■ WHAT YOU HAVE TO DO: Separate out the lines that hold "River".

(Dataset rows)

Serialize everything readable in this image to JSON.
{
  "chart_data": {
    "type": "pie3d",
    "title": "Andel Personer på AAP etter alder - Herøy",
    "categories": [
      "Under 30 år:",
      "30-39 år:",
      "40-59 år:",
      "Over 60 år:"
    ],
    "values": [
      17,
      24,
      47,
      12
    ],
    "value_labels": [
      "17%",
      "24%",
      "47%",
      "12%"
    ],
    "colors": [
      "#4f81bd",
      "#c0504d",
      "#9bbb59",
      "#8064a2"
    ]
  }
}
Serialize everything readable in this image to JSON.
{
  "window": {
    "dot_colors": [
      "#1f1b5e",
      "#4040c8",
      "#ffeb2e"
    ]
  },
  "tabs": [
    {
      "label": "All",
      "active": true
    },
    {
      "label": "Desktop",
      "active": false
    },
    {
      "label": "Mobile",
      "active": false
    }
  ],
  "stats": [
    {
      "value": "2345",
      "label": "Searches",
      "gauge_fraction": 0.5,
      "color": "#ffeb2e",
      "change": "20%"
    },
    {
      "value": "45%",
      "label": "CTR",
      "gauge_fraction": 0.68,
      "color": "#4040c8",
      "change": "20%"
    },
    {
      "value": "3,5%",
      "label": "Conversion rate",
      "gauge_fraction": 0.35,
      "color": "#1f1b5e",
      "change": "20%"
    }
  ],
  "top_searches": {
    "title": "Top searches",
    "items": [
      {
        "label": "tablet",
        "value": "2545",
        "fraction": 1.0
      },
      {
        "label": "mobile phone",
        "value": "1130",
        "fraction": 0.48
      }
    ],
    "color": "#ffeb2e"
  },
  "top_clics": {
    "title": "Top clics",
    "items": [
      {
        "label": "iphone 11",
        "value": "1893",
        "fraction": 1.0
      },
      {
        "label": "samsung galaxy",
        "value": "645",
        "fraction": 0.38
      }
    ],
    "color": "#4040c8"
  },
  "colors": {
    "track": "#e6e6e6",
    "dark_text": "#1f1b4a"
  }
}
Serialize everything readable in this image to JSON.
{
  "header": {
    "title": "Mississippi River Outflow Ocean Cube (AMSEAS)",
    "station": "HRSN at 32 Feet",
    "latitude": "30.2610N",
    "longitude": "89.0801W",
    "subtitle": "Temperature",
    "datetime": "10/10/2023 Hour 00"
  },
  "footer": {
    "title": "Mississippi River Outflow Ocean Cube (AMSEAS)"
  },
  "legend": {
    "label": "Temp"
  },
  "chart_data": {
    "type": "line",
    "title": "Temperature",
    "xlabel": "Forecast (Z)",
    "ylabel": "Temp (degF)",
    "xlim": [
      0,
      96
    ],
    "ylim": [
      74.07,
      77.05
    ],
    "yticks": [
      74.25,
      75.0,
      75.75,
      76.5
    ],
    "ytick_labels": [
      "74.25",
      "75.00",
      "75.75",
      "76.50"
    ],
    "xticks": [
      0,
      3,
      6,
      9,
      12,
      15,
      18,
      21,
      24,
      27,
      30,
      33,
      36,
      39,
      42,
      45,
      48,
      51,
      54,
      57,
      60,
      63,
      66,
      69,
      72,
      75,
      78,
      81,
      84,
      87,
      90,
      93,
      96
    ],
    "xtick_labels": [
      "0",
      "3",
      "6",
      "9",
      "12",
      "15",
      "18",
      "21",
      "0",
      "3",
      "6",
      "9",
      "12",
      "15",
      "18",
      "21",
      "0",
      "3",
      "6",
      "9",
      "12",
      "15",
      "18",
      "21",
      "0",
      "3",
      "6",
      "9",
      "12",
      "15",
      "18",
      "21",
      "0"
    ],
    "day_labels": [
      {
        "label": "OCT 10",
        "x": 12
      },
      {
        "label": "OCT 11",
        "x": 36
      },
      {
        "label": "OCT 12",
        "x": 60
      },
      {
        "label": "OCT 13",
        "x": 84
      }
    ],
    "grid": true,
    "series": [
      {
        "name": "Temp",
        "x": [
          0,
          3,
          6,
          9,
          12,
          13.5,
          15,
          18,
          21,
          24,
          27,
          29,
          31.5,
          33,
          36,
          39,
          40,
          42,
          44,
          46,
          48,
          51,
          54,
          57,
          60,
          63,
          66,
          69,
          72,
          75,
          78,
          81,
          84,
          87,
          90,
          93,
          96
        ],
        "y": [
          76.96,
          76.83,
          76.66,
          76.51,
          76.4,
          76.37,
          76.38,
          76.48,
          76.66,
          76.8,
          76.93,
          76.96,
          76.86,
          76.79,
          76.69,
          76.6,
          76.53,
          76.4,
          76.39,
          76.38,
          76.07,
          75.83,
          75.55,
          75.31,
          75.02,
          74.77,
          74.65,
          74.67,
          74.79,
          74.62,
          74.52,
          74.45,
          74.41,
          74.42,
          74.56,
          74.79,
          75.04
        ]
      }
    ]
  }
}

■ OUTPUT FOR THIS EXERCISE:
    "title": "Mississippi River Outflow Ocean Cube (AMSEAS)",
    "title": "Mississippi River Outflow Ocean Cube (AMSEAS)"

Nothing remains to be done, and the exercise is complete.